- [Given request]: Copy out each line exactly; pictures stay out of the copy.

- [Supplied information]:
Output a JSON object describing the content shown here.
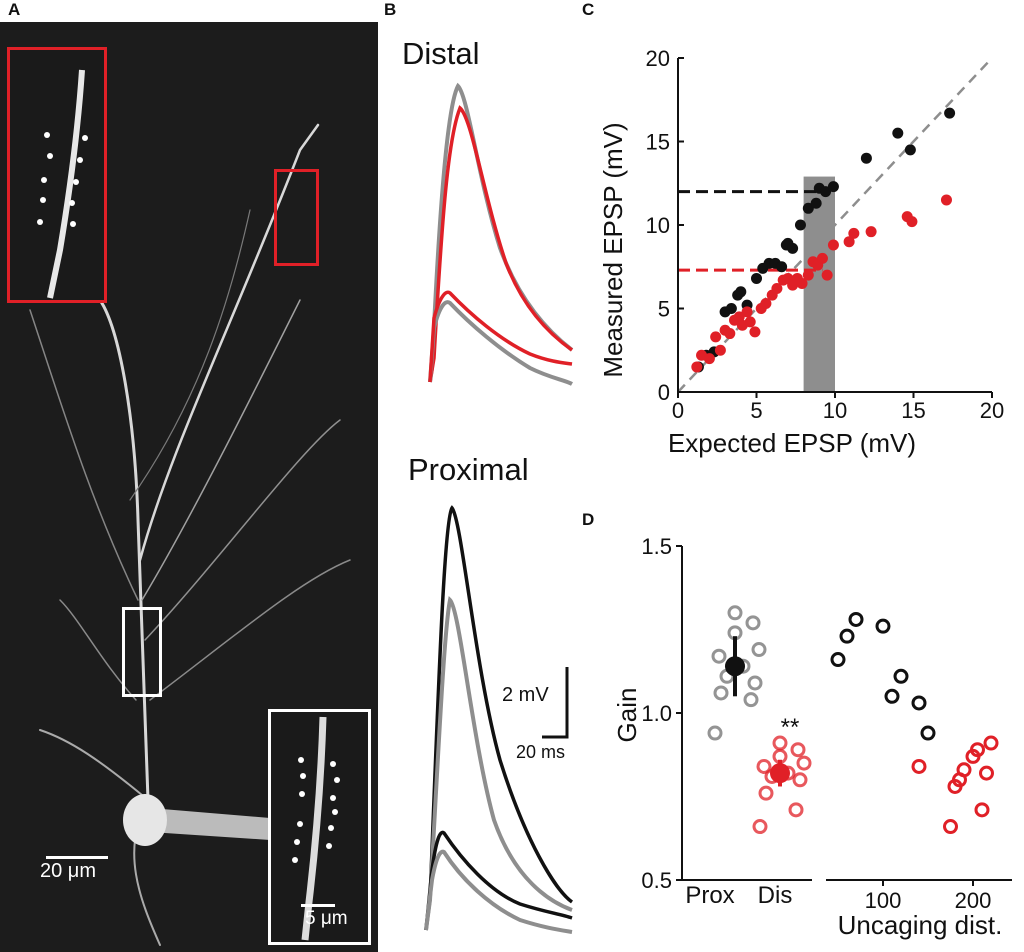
{
  "panels": {
    "a": "A",
    "b": "B",
    "c": "C",
    "d": "D"
  },
  "panelA": {
    "scale_main": "20 μm",
    "scale_inset": "5 μm"
  },
  "panelB": {
    "distal_title": "Distal",
    "proximal_title": "Proximal",
    "scale_mv": "2 mV",
    "scale_ms": "20 ms"
  },
  "chart_data": [
    {
      "panel": "C",
      "type": "scatter",
      "xlabel": "Expected EPSP (mV)",
      "ylabel": "Measured EPSP (mV)",
      "xlim": [
        0,
        20
      ],
      "ylim": [
        0,
        20
      ],
      "xticks": [
        "0",
        "5",
        "10",
        "15",
        "20"
      ],
      "yticks": [
        "0",
        "5",
        "10",
        "15",
        "20"
      ],
      "unity_line": true,
      "shaded_band_x": [
        8,
        10
      ],
      "dashed_levels": [
        {
          "y": 12,
          "color": "#111111"
        },
        {
          "y": 7.3,
          "color": "#e02027"
        }
      ],
      "series": [
        {
          "color": "#111111",
          "x": [
            1.3,
            1.8,
            2.3,
            3.0,
            3.4,
            3.8,
            4.0,
            4.4,
            5.0,
            5.4,
            5.8,
            6.2,
            6.6,
            6.9,
            7.0,
            7.3,
            7.8,
            8.3,
            8.8,
            9.0,
            9.4,
            9.9,
            12.0,
            14.0,
            14.8,
            17.3
          ],
          "y": [
            1.5,
            2.2,
            2.4,
            4.8,
            5.0,
            5.8,
            6.0,
            5.2,
            6.8,
            7.4,
            7.7,
            7.7,
            7.5,
            8.8,
            8.9,
            8.6,
            10.0,
            11.0,
            11.3,
            12.2,
            12.0,
            12.3,
            14.0,
            15.5,
            14.5,
            16.7
          ]
        },
        {
          "color": "#e02027",
          "x": [
            1.2,
            1.5,
            2.0,
            2.4,
            2.7,
            3.0,
            3.3,
            3.6,
            3.9,
            4.1,
            4.4,
            4.6,
            4.9,
            5.3,
            5.6,
            6.0,
            6.3,
            6.7,
            7.0,
            7.3,
            7.6,
            7.9,
            8.3,
            8.6,
            8.9,
            9.2,
            9.5,
            9.9,
            10.9,
            11.2,
            12.3,
            14.6,
            14.9,
            17.1
          ],
          "y": [
            1.5,
            2.2,
            2.0,
            3.3,
            2.5,
            3.7,
            3.5,
            4.3,
            4.5,
            4.0,
            4.8,
            4.2,
            3.6,
            5.0,
            5.3,
            5.8,
            6.2,
            6.7,
            6.8,
            6.4,
            6.8,
            6.5,
            7.0,
            7.8,
            7.6,
            8.0,
            7.0,
            8.8,
            9.0,
            9.5,
            9.6,
            10.5,
            10.2,
            11.5
          ]
        }
      ]
    },
    {
      "panel": "D",
      "type": "scatter",
      "ylabel": "Gain",
      "ylim": [
        0.5,
        1.5
      ],
      "yticks": [
        "0.5",
        "1.0",
        "1.5"
      ],
      "categories": [
        "Prox",
        "Dis"
      ],
      "significance": "**",
      "groups": [
        {
          "category": "Prox",
          "color": "#888888",
          "values": [
            0.94,
            1.04,
            1.06,
            1.09,
            1.11,
            1.14,
            1.17,
            1.19,
            1.24,
            1.27,
            1.3
          ],
          "mean": 1.14,
          "err": 0.09
        },
        {
          "category": "Dis",
          "color": "#e02027",
          "values": [
            0.66,
            0.71,
            0.76,
            0.8,
            0.81,
            0.82,
            0.84,
            0.85,
            0.87,
            0.89,
            0.91
          ],
          "mean": 0.82,
          "err": 0.04
        }
      ],
      "secondary": {
        "xlabel": "Uncaging dist.",
        "xticks": [
          "100",
          "200"
        ],
        "series": [
          {
            "color": "#111111",
            "x": [
              50,
              60,
              70,
              100,
              110,
              120,
              140,
              150
            ],
            "y": [
              1.16,
              1.23,
              1.28,
              1.26,
              1.05,
              1.11,
              1.03,
              0.94
            ]
          },
          {
            "color": "#e02027",
            "x": [
              140,
              175,
              180,
              185,
              190,
              200,
              205,
              210,
              215,
              220
            ],
            "y": [
              0.84,
              0.66,
              0.78,
              0.8,
              0.83,
              0.87,
              0.89,
              0.71,
              0.82,
              0.91
            ]
          }
        ]
      }
    }
  ]
}
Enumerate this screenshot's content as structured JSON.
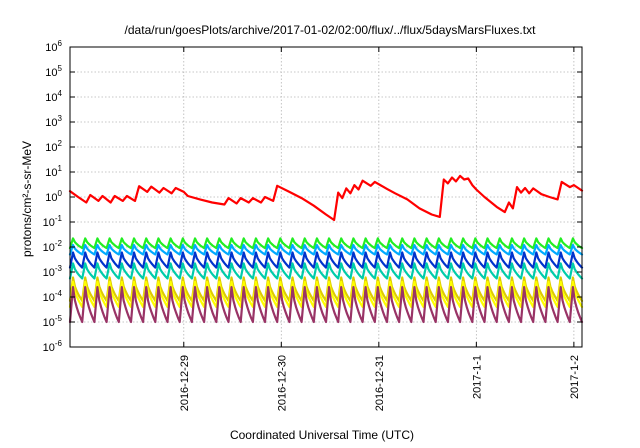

- [Response to the exercise]:
Output a JSON object describing the content shown here.
{
  "panels": {
    "a": "A",
    "b": "B",
    "c": "C",
    "d": "D"
  },
  "panelA": {
    "scale_main": "20 μm",
    "scale_inset": "5 μm"
  },
  "panelB": {
    "distal_title": "Distal",
    "proximal_title": "Proximal",
    "scale_mv": "2 mV",
    "scale_ms": "20 ms"
  },
  "chart_data": [
    {
      "panel": "C",
      "type": "scatter",
      "xlabel": "Expected EPSP (mV)",
      "ylabel": "Measured EPSP (mV)",
      "xlim": [
        0,
        20
      ],
      "ylim": [
        0,
        20
      ],
      "xticks": [
        "0",
        "5",
        "10",
        "15",
        "20"
      ],
      "yticks": [
        "0",
        "5",
        "10",
        "15",
        "20"
      ],
      "unity_line": true,
      "shaded_band_x": [
        8,
        10
      ],
      "dashed_levels": [
        {
          "y": 12,
          "color": "#111111"
        },
        {
          "y": 7.3,
          "color": "#e02027"
        }
      ],
      "series": [
        {
          "color": "#111111",
          "x": [
            1.3,
            1.8,
            2.3,
            3.0,
            3.4,
            3.8,
            4.0,
            4.4,
            5.0,
            5.4,
            5.8,
            6.2,
            6.6,
            6.9,
            7.0,
            7.3,
            7.8,
            8.3,
            8.8,
            9.0,
            9.4,
            9.9,
            12.0,
            14.0,
            14.8,
            17.3
          ],
          "y": [
            1.5,
            2.2,
            2.4,
            4.8,
            5.0,
            5.8,
            6.0,
            5.2,
            6.8,
            7.4,
            7.7,
            7.7,
            7.5,
            8.8,
            8.9,
            8.6,
            10.0,
            11.0,
            11.3,
            12.2,
            12.0,
            12.3,
            14.0,
            15.5,
            14.5,
            16.7
          ]
        },
        {
          "color": "#e02027",
          "x": [
            1.2,
            1.5,
            2.0,
            2.4,
            2.7,
            3.0,
            3.3,
            3.6,
            3.9,
            4.1,
            4.4,
            4.6,
            4.9,
            5.3,
            5.6,
            6.0,
            6.3,
            6.7,
            7.0,
            7.3,
            7.6,
            7.9,
            8.3,
            8.6,
            8.9,
            9.2,
            9.5,
            9.9,
            10.9,
            11.2,
            12.3,
            14.6,
            14.9,
            17.1
          ],
          "y": [
            1.5,
            2.2,
            2.0,
            3.3,
            2.5,
            3.7,
            3.5,
            4.3,
            4.5,
            4.0,
            4.8,
            4.2,
            3.6,
            5.0,
            5.3,
            5.8,
            6.2,
            6.7,
            6.8,
            6.4,
            6.8,
            6.5,
            7.0,
            7.8,
            7.6,
            8.0,
            7.0,
            8.8,
            9.0,
            9.5,
            9.6,
            10.5,
            10.2,
            11.5
          ]
        }
      ]
    },
    {
      "panel": "D",
      "type": "scatter",
      "ylabel": "Gain",
      "ylim": [
        0.5,
        1.5
      ],
      "yticks": [
        "0.5",
        "1.0",
        "1.5"
      ],
      "categories": [
        "Prox",
        "Dis"
      ],
      "significance": "**",
      "groups": [
        {
          "category": "Prox",
          "color": "#888888",
          "values": [
            0.94,
            1.04,
            1.06,
            1.09,
            1.11,
            1.14,
            1.17,
            1.19,
            1.24,
            1.27,
            1.3
          ],
          "mean": 1.14,
          "err": 0.09
        },
        {
          "category": "Dis",
          "color": "#e02027",
          "values": [
            0.66,
            0.71,
            0.76,
            0.8,
            0.81,
            0.82,
            0.84,
            0.85,
            0.87,
            0.89,
            0.91
          ],
          "mean": 0.82,
          "err": 0.04
        }
      ],
      "secondary": {
        "xlabel": "Uncaging dist.",
        "xticks": [
          "100",
          "200"
        ],
        "series": [
          {
            "color": "#111111",
            "x": [
              50,
              60,
              70,
              100,
              110,
              120,
              140,
              150
            ],
            "y": [
              1.16,
              1.23,
              1.28,
              1.26,
              1.05,
              1.11,
              1.03,
              0.94
            ]
          },
          {
            "color": "#e02027",
            "x": [
              140,
              175,
              180,
              185,
              190,
              200,
              205,
              210,
              215,
              220
            ],
            "y": [
              0.84,
              0.66,
              0.78,
              0.8,
              0.83,
              0.87,
              0.89,
              0.71,
              0.82,
              0.91
            ]
          }
        ]
      }
    }
  ]
}
Enumerate this screenshot's content as structured JSON.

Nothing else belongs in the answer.